# start of Records supplied

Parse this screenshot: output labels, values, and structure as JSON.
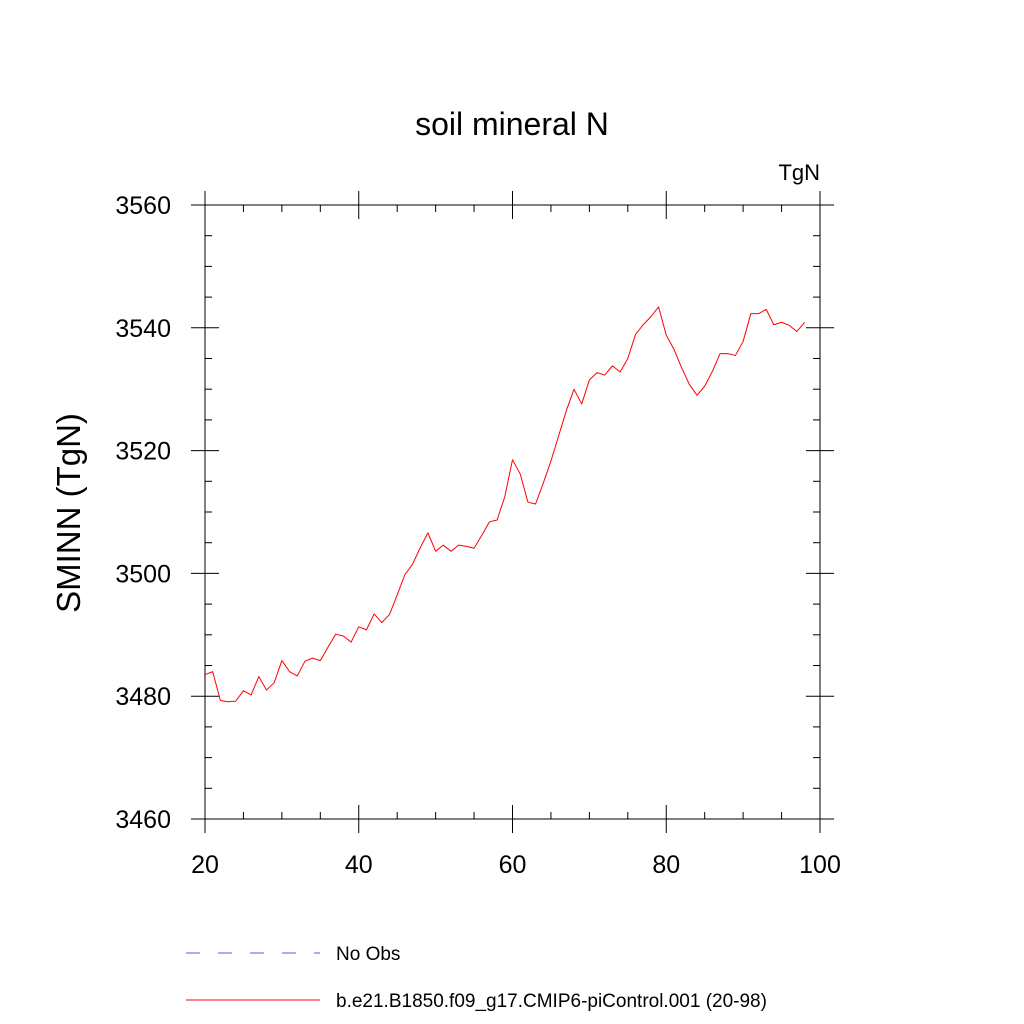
{
  "chart_data": {
    "type": "line",
    "title": "soil mineral N",
    "units_label": "TgN",
    "ylabel": "SMINN  (TgN)",
    "xlabel": "",
    "xlim": [
      20,
      100
    ],
    "ylim": [
      3460,
      3560
    ],
    "x_ticks": [
      20,
      40,
      60,
      80,
      100
    ],
    "y_ticks": [
      3460,
      3480,
      3500,
      3520,
      3540,
      3560
    ],
    "x_ticks_minor_step": 5,
    "y_ticks_minor_step": 5,
    "grid": false,
    "legend_position": "bottom",
    "legend": [
      {
        "name": "No Obs",
        "style": "dashed",
        "color": "#6a5acd"
      },
      {
        "name": "b.e21.B1850.f09_g17.CMIP6-piControl.001 (20-98)",
        "style": "solid",
        "color": "#ff0000"
      }
    ],
    "series": [
      {
        "name": "b.e21.B1850.f09_g17.CMIP6-piControl.001 (20-98)",
        "color": "#ff0000",
        "x": [
          20,
          21,
          22,
          23,
          24,
          25,
          26,
          27,
          28,
          29,
          30,
          31,
          32,
          33,
          34,
          35,
          36,
          37,
          38,
          39,
          40,
          41,
          42,
          43,
          44,
          45,
          46,
          47,
          48,
          49,
          50,
          51,
          52,
          53,
          54,
          55,
          56,
          57,
          58,
          59,
          60,
          61,
          62,
          63,
          64,
          65,
          66,
          67,
          68,
          69,
          70,
          71,
          72,
          73,
          74,
          75,
          76,
          77,
          78,
          79,
          80,
          81,
          82,
          83,
          84,
          85,
          86,
          87,
          88,
          89,
          90,
          91,
          92,
          93,
          94,
          95,
          96,
          97,
          98
        ],
        "values": [
          3483.5,
          3484.0,
          3479.3,
          3479.1,
          3479.2,
          3480.9,
          3480.2,
          3483.2,
          3481.0,
          3482.2,
          3485.8,
          3484.0,
          3483.3,
          3485.7,
          3486.2,
          3485.8,
          3488.0,
          3490.1,
          3489.8,
          3488.8,
          3491.3,
          3490.8,
          3493.4,
          3492.0,
          3493.3,
          3496.5,
          3499.8,
          3501.5,
          3504.2,
          3506.6,
          3503.6,
          3504.6,
          3503.6,
          3504.6,
          3504.4,
          3504.1,
          3506.2,
          3508.4,
          3508.7,
          3512.5,
          3518.5,
          3516.2,
          3511.6,
          3511.3,
          3514.7,
          3518.3,
          3522.4,
          3526.5,
          3530.0,
          3527.6,
          3531.5,
          3532.7,
          3532.3,
          3533.8,
          3532.8,
          3535.0,
          3538.9,
          3540.5,
          3541.8,
          3543.4,
          3538.8,
          3536.5,
          3533.5,
          3530.8,
          3529.0,
          3530.5,
          3532.9,
          3535.8,
          3535.8,
          3535.5,
          3537.8,
          3542.3,
          3542.3,
          3543.0,
          3540.5,
          3540.9,
          3540.4,
          3539.4,
          3540.9
        ]
      }
    ]
  }
}
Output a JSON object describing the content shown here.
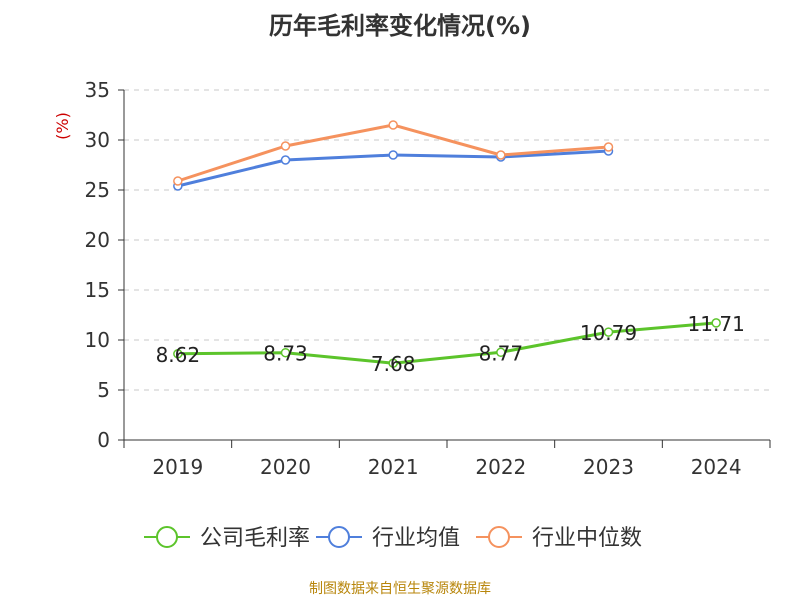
{
  "chart_data": {
    "type": "line",
    "title": "历年毛利率变化情况(%)",
    "ylabel": "(%)",
    "categories": [
      "2019",
      "2020",
      "2021",
      "2022",
      "2023",
      "2024"
    ],
    "ylim": [
      0,
      35
    ],
    "yticks": [
      0,
      5,
      10,
      15,
      20,
      25,
      30,
      35
    ],
    "grid": true,
    "legend_position": "bottom",
    "series": [
      {
        "name": "公司毛利率",
        "color": "#5cc42b",
        "values": [
          8.62,
          8.73,
          7.68,
          8.77,
          10.79,
          11.71
        ],
        "show_labels": true
      },
      {
        "name": "行业均值",
        "color": "#4f7fdc",
        "values": [
          25.4,
          28.0,
          28.5,
          28.3,
          28.9,
          null
        ],
        "show_labels": false
      },
      {
        "name": "行业中位数",
        "color": "#f5925e",
        "values": [
          25.9,
          29.4,
          31.5,
          28.5,
          29.3,
          null
        ],
        "show_labels": false
      }
    ]
  },
  "source_note": "制图数据来自恒生聚源数据库"
}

# end of Records supplied

Exercise details ▸
Quote the material exactly. Pictures stay out.

Exercise solution ▸
Parse this screenshot: output labels, values, and structure as JSON.
{
  "chart_data": {
    "type": "line",
    "title": "soil mineral N",
    "units_label": "TgN",
    "ylabel": "SMINN  (TgN)",
    "xlabel": "",
    "xlim": [
      20,
      100
    ],
    "ylim": [
      3460,
      3560
    ],
    "x_ticks": [
      20,
      40,
      60,
      80,
      100
    ],
    "y_ticks": [
      3460,
      3480,
      3500,
      3520,
      3540,
      3560
    ],
    "x_ticks_minor_step": 5,
    "y_ticks_minor_step": 5,
    "grid": false,
    "legend_position": "bottom",
    "legend": [
      {
        "name": "No Obs",
        "style": "dashed",
        "color": "#6a5acd"
      },
      {
        "name": "b.e21.B1850.f09_g17.CMIP6-piControl.001 (20-98)",
        "style": "solid",
        "color": "#ff0000"
      }
    ],
    "series": [
      {
        "name": "b.e21.B1850.f09_g17.CMIP6-piControl.001 (20-98)",
        "color": "#ff0000",
        "x": [
          20,
          21,
          22,
          23,
          24,
          25,
          26,
          27,
          28,
          29,
          30,
          31,
          32,
          33,
          34,
          35,
          36,
          37,
          38,
          39,
          40,
          41,
          42,
          43,
          44,
          45,
          46,
          47,
          48,
          49,
          50,
          51,
          52,
          53,
          54,
          55,
          56,
          57,
          58,
          59,
          60,
          61,
          62,
          63,
          64,
          65,
          66,
          67,
          68,
          69,
          70,
          71,
          72,
          73,
          74,
          75,
          76,
          77,
          78,
          79,
          80,
          81,
          82,
          83,
          84,
          85,
          86,
          87,
          88,
          89,
          90,
          91,
          92,
          93,
          94,
          95,
          96,
          97,
          98
        ],
        "values": [
          3483.5,
          3484.0,
          3479.3,
          3479.1,
          3479.2,
          3480.9,
          3480.2,
          3483.2,
          3481.0,
          3482.2,
          3485.8,
          3484.0,
          3483.3,
          3485.7,
          3486.2,
          3485.8,
          3488.0,
          3490.1,
          3489.8,
          3488.8,
          3491.3,
          3490.8,
          3493.4,
          3492.0,
          3493.3,
          3496.5,
          3499.8,
          3501.5,
          3504.2,
          3506.6,
          3503.6,
          3504.6,
          3503.6,
          3504.6,
          3504.4,
          3504.1,
          3506.2,
          3508.4,
          3508.7,
          3512.5,
          3518.5,
          3516.2,
          3511.6,
          3511.3,
          3514.7,
          3518.3,
          3522.4,
          3526.5,
          3530.0,
          3527.6,
          3531.5,
          3532.7,
          3532.3,
          3533.8,
          3532.8,
          3535.0,
          3538.9,
          3540.5,
          3541.8,
          3543.4,
          3538.8,
          3536.5,
          3533.5,
          3530.8,
          3529.0,
          3530.5,
          3532.9,
          3535.8,
          3535.8,
          3535.5,
          3537.8,
          3542.3,
          3542.3,
          3543.0,
          3540.5,
          3540.9,
          3540.4,
          3539.4,
          3540.9
        ]
      }
    ]
  }
}
Output a JSON object describing the content shown here.
{
  "chart_data": {
    "type": "line",
    "title": "历年毛利率变化情况(%)",
    "ylabel": "(%)",
    "categories": [
      "2019",
      "2020",
      "2021",
      "2022",
      "2023",
      "2024"
    ],
    "ylim": [
      0,
      35
    ],
    "yticks": [
      0,
      5,
      10,
      15,
      20,
      25,
      30,
      35
    ],
    "grid": true,
    "legend_position": "bottom",
    "series": [
      {
        "name": "公司毛利率",
        "color": "#5cc42b",
        "values": [
          8.62,
          8.73,
          7.68,
          8.77,
          10.79,
          11.71
        ],
        "show_labels": true
      },
      {
        "name": "行业均值",
        "color": "#4f7fdc",
        "values": [
          25.4,
          28.0,
          28.5,
          28.3,
          28.9,
          null
        ],
        "show_labels": false
      },
      {
        "name": "行业中位数",
        "color": "#f5925e",
        "values": [
          25.9,
          29.4,
          31.5,
          28.5,
          29.3,
          null
        ],
        "show_labels": false
      }
    ]
  },
  "source_note": "制图数据来自恒生聚源数据库"
}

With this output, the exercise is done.